++++ Source document

Re: [PATCH 2/6] http: handle proxy proactive authentication

[Jeff King <peff@peff.net>]

On Fri, May 04, 2012 at 03:55:47PM +0200, Nelson Benitez Leon wrote:

> >> Also take care that CURLOPT_PROXY don't include username or
> >> password, as we now set them in the new set_proxy_auth() function
> >> where we use their specific cURL options.
> > 
> > Do we actually need to do that? If we set CURLOPT_PROXYUSERNAME, will
> > curl ignore it in favor of what's in the URL? 
> 
> I explicitly remove username/pass from CURLOPT_PROXY to not having to worry
> about that question, to not provide cURL with two different sets of proxy auth
> info, common sense dictates cURL specific proxy options should take precedence
> over embedded in url by I haven't seen that mentioned by any cURL docs so we 
> should look at the source to know the truth but even then that could change in
> the future so I think is safer to only provide one path for auth info.

Yes, I would expect the specific proxy options to take over. And that is
what happens for the regular URL case, where we do not do any munging at
all. I phrased my question as I did because that was the only set of
circumstances I could see where not munging the URL would _hurt_ us. In
other words, I do not find it likely that it will hurt us to leave it
intact.

But it may hurt us to munge it.  My concern is that we are adding a
bunch of code to replicate how curl behaves (with respect to pulling the
proxy information from the environment). If we leave the proxy URL
untouched, then if we fail to do the same thing as curl, the worst case
is that we don't get the credential properly (if one is even necessary).
But if we do rewrite the proxy, then we are potentially screwing up what
curl would do, whether a credential would have been necessary or not.

So to me it is the lower-risk path to let curl do its regular thing
(pulling the proxy from the environment), and just let us handle the
credential acquisition side of things. And it also is less code for us.

> Having username/password on the CURLOPT_PROXY option gives us no special gain at
> the cost of not permitting usernames with reserved characters like '@' or ':' which
> are not unusual at all. So I'm inclined to preserve current set_proxy_auth() 
> function and re-introduce the code that sets CURLOPT_PROXY with only $prot://$host.
> 
> Are you ok with this? or do you prefer I change set_proxy_auth() to a set_curl_proxy()
> function where I embedded user/pass in CURLOPT_PROXY ? that is the remaining thing I need
> to know to send a new re-roll.

No, I think you should leave CURLOPT_PROXY unset, unless you are giving
curl the verbatim URL given to us via git-config. Let our parsing be
only for credentials, and let curl handle everything else.

-Peff

++++++++

Problems and tasks ->
**A.** Repeat the reply about proxy authentication word for word, starting with "So to me it" and going on through "preserve current set_proxy_auth()".
**B.** Answer these questions from the reply about proxy authentication:
(i) Which reserved characters does Nelson Benitez Leon say usernames can't contain when the username and password go in the CURLOPT_PROXY option?
(ii) If the proxy URL is left untouched and git fails to do the same thing as curl, what does Jeff King call the worst case?
(iii) What should git's parsing be limited to, according to Jeff King's closing recommendation?
The rows have no connection to the reply about proxy authentication.

++++ Data provided

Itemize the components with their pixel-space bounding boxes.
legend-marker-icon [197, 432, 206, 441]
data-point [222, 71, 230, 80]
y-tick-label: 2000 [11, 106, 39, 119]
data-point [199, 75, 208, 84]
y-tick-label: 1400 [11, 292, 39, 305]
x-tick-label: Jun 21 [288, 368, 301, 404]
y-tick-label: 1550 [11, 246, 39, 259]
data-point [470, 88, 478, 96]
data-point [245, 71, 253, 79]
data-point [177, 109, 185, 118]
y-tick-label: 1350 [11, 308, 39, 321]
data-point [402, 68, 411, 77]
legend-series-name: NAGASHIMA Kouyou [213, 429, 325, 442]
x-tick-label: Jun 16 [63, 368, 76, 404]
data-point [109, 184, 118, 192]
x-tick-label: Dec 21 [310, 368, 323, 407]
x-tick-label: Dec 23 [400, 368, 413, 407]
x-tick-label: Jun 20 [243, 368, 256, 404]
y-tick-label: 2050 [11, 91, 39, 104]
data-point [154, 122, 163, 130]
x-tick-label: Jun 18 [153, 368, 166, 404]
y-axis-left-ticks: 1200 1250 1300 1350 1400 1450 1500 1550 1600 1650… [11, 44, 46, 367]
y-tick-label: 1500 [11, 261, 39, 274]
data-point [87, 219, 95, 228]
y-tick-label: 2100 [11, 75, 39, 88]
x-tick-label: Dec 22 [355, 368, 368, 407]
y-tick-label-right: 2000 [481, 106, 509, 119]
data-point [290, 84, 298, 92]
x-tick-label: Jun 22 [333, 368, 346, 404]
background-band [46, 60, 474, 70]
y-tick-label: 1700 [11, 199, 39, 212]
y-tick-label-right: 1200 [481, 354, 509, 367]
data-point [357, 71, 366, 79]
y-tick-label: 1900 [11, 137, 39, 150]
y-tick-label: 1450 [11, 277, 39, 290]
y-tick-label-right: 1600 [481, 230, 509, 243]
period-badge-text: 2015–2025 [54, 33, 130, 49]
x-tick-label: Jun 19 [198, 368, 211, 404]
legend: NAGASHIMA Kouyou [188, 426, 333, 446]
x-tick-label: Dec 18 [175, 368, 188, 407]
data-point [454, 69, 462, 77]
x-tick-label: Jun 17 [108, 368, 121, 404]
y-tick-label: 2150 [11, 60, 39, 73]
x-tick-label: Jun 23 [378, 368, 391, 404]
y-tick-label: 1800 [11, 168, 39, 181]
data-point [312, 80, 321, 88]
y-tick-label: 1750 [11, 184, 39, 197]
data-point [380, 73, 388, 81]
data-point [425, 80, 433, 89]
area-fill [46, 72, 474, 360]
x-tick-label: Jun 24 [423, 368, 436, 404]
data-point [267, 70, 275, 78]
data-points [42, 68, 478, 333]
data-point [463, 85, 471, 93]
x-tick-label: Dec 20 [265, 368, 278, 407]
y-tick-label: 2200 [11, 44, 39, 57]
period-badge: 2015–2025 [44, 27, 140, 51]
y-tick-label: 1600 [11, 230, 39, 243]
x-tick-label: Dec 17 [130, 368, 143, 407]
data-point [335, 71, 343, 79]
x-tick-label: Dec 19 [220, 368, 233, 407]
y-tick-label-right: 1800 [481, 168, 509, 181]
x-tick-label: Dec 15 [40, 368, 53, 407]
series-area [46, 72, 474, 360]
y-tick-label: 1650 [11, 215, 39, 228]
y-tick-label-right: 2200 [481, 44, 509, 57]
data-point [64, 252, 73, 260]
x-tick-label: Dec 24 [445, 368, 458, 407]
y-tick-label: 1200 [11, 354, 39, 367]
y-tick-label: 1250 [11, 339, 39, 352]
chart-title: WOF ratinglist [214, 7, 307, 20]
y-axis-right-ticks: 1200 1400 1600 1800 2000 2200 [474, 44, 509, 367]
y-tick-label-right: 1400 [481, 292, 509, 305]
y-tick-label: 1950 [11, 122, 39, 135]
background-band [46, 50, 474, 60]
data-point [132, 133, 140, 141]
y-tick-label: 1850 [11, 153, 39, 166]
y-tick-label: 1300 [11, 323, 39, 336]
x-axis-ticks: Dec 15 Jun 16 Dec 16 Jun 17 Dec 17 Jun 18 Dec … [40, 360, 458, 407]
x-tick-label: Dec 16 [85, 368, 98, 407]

++++++++

Task responses ->
**A.**
So to me it is the lower-risk path to let curl do its regular thing
(pulling the proxy from the environment), and just let us handle the
credential acquisition side of things. And it also is less code for us.

> Having username/password on the CURLOPT_PROXY option gives us no special gain at
> the cost of not permitting usernames with reserved characters like '@' or ':' which
> are not unusual at all. So I'm inclined to preserve current set_proxy_auth()

**B.**
(i) '@' or ':'
(ii) Git doesn't get the credential properly, if one is even necessary.
(iii) Only credentials; curl should handle everything else.